▶ [Problem details]
Skip the images. Copy the records exactly as written.

▶ [Rows]
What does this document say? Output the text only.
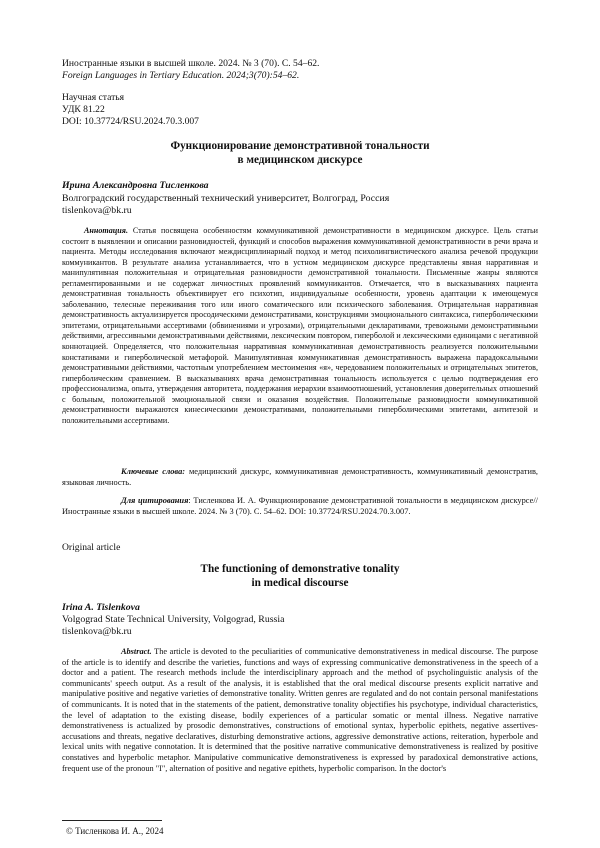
Иностранные языки в высшей школе. 2024. № 3 (70). С. 54–62.

Foreign Languages in Tertiary Education. 2024;3(70):54–62.

Научная статья

УДК 81.22

DOI: 10.37724/RSU.2024.70.3.007

Функционирование демонстративной тональности

в медицинском дискурсе

Ирина Александровна Тисленкова

Волгоградский государственный технический университет, Волгоград, Россия

tislenkova@bk.ru

Аннотация. Статья посвящена особенностям коммуникативной демонстративности в медицинском дискурсе. Цель статьи состоит в выявлении и описании разновидностей, функций и способов выражения коммуникативной демонстративности в речи врача и пациента. Методы исследования включают междисциплинарный подход и метод психолингвистического анализа речевой продукции коммуникантов. В результате анализа устанавливается, что в устном медицинском дискурсе представлены явная нарративная и манипулятивная положительная и отрицательная разновидности демонстративной тональности. Письменные жанры являются регламентированными и не содержат личностных проявлений коммуникантов. Отмечается, что в высказываниях пациента демонстративная тональность объективирует его психотип, индивидуальные особенности, уровень адаптации к имеющемуся заболеванию, телесные переживания того или иного соматического или психического заболевания. Отрицательная нарративная демонстративность актуализируется просодическими демонстративами, конструкциями эмоционального синтаксиса, гиперболическими эпитетами, отрицательными ассертивами (обвинениями и угрозами), отрицательными декларативами, тревожными демонстративными действиями, агрессивными демонстративными действиями, лексическим повтором, гиперболой и лексическими единицами с негативной коннотацией. Определяется, что положительная нарративная коммуникативная демонстративность реализуется положительными констативами и гиперболической метафорой. Манипулятивная коммуникативная демонстративность выражена парадоксальными демонстративными действиями, частотным употреблением местоимения «я», чередованием положительных и отрицательных эпитетов, гиперболическим сравнением. В высказываниях врача демонстративная тональность используется с целью подтверждения его профессионализма, опыта, утверждения авторитета, поддержания иерархии взаимоотношений, установления доверительных отношений с больным, положительной эмоциональной связи и оказания воздействия. Положительные разновидности коммуникативной демонстративности выражаются кинесическими демонстративами, положительными гиперболическими эпитетами, антитезой и положительными ассертивами.

Ключевые слова: медицинский дискурс, коммуникативная демонстративность, коммуникативный демонстратив, языковая личность.

Для цитирования: Тисленкова И. А. Функционирование демонстративной тональности в медицинском дискурсе// Иностранные языки в высшей школе. 2024. № 3 (70). С. 54–62. DOI: 10.37724/RSU.2024.70.3.007.

Original article

The functioning of demonstrative tonality

in medical discourse

Irina A. Tislenkova

Volgograd State Technical University, Volgograd, Russia

tislenkova@bk.ru

Abstract. The article is devoted to the peculiarities of communicative demonstrativeness in medical discourse. The purpose of the article is to identify and describe the varieties, functions and ways of expressing communicative demonstrativeness in the speech of a doctor and a patient. The research methods include the interdisciplinary approach and the method of psycholinguistic analysis of the communicants' speech output. As a result of the analysis, it is established that the oral medical discourse presents explicit narrative and manipulative positive and negative varieties of demonstrative tonality. Written genres are regulated and do not contain personal manifestations of communicants. It is noted that in the statements of the patient, demonstrative tonality objectifies his psychotype, individual characteristics, the level of adaptation to the existing disease, bodily experiences of a particular somatic or mental illness. Negative narrative demonstrativeness is actualized by prosodic demonstratives, constructions of emotional syntax, hyperbolic epithets, negative assertives-accusations and threats, negative declaratives, disturbing demonstrative actions, aggressive demonstrative actions, reiteration, hyperbole and lexical units with negative connotation. It is determined that the positive narrative communicative demonstrativeness is realized by positive constatives and hyperbolic metaphor. Manipulative communicative demonstrativeness is expressed by paradoxical demonstrative actions, frequent use of the pronoun "I", alternation of positive and negative epithets, hyperbolic comparison. In the doctor's

© Тисленкова И. А., 2024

▶ [Full answer]
What does this document say? Output the text only.
Иностранные языки в высшей школе. 2024. № 3 (70). С. 54–62.

Foreign Languages in Tertiary Education. 2024;3(70):54–62.

Научная статья

УДК 81.22

DOI: 10.37724/RSU.2024.70.3.007

Функционирование демонстративной тональности

в медицинском дискурсе

Ирина Александровна Тисленкова

Волгоградский государственный технический университет, Волгоград, Россия

tislenkova@bk.ru

Аннотация. Статья посвящена особенностям коммуникативной демонстративности в медицинском дискурсе. Цель статьи состоит в выявлении и описании разновидностей, функций и способов выражения коммуникативной демонстративности в речи врача и пациента. Методы исследования включают междисциплинарный подход и метод психолингвистического анализа речевой продукции коммуникантов. В результате анализа устанавливается, что в устном медицинском дискурсе представлены явная нарративная и манипулятивная положительная и отрицательная разновидности демонстративной тональности. Письменные жанры являются регламентированными и не содержат личностных проявлений коммуникантов. Отмечается, что в высказываниях пациента демонстративная тональность объективирует его психотип, индивидуальные особенности, уровень адаптации к имеющемуся заболеванию, телесные переживания того или иного соматического или психического заболевания. Отрицательная нарративная демонстративность актуализируется просодическими демонстративами, конструкциями эмоционального синтаксиса, гиперболическими эпитетами, отрицательными ассертивами (обвинениями и угрозами), отрицательными декларативами, тревожными демонстративными действиями, агрессивными демонстративными действиями, лексическим повтором, гиперболой и лексическими единицами с негативной коннотацией. Определяется, что положительная нарративная коммуникативная демонстративность реализуется положительными констативами и гиперболической метафорой. Манипулятивная коммуникативная демонстративность выражена парадоксальными демонстративными действиями, частотным употреблением местоимения «я», чередованием положительных и отрицательных эпитетов, гиперболическим сравнением. В высказываниях врача демонстративная тональность используется с целью подтверждения его профессионализма, опыта, утверждения авторитета, поддержания иерархии взаимоотношений, установления доверительных отношений с больным, положительной эмоциональной связи и оказания воздействия. Положительные разновидности коммуникативной демонстративности выражаются кинесическими демонстративами, положительными гиперболическими эпитетами, антитезой и положительными ассертивами.

Ключевые слова: медицинский дискурс, коммуникативная демонстративность, коммуникативный демонстратив, языковая личность.

Для цитирования: Тисленкова И. А. Функционирование демонстративной тональности в медицинском дискурсе// Иностранные языки в высшей школе. 2024. № 3 (70). С. 54–62. DOI: 10.37724/RSU.2024.70.3.007.

Original article

The functioning of demonstrative tonality

in medical discourse

Irina A. Tislenkova

Volgograd State Technical University, Volgograd, Russia

tislenkova@bk.ru

Abstract. The article is devoted to the peculiarities of communicative demonstrativeness in medical discourse. The purpose of the article is to identify and describe the varieties, functions and ways of expressing communicative demonstrativeness in the speech of a doctor and a patient. The research methods include the interdisciplinary approach and the method of psycholinguistic analysis of the communicants' speech output. As a result of the analysis, it is established that the oral medical discourse presents explicit narrative and manipulative positive and negative varieties of demonstrative tonality. Written genres are regulated and do not contain personal manifestations of communicants. It is noted that in the statements of the patient, demonstrative tonality objectifies his psychotype, individual characteristics, the level of adaptation to the existing disease, bodily experiences of a particular somatic or mental illness. Negative narrative demonstrativeness is actualized by prosodic demonstratives, constructions of emotional syntax, hyperbolic epithets, negative assertives-accusations and threats, negative declaratives, disturbing demonstrative actions, aggressive demonstrative actions, reiteration, hyperbole and lexical units with negative connotation. It is determined that the positive narrative communicative demonstrativeness is realized by positive constatives and hyperbolic metaphor. Manipulative communicative demonstrativeness is expressed by paradoxical demonstrative actions, frequent use of the pronoun "I", alternation of positive and negative epithets, hyperbolic comparison. In the doctor's

© Тисленкова И. А., 2024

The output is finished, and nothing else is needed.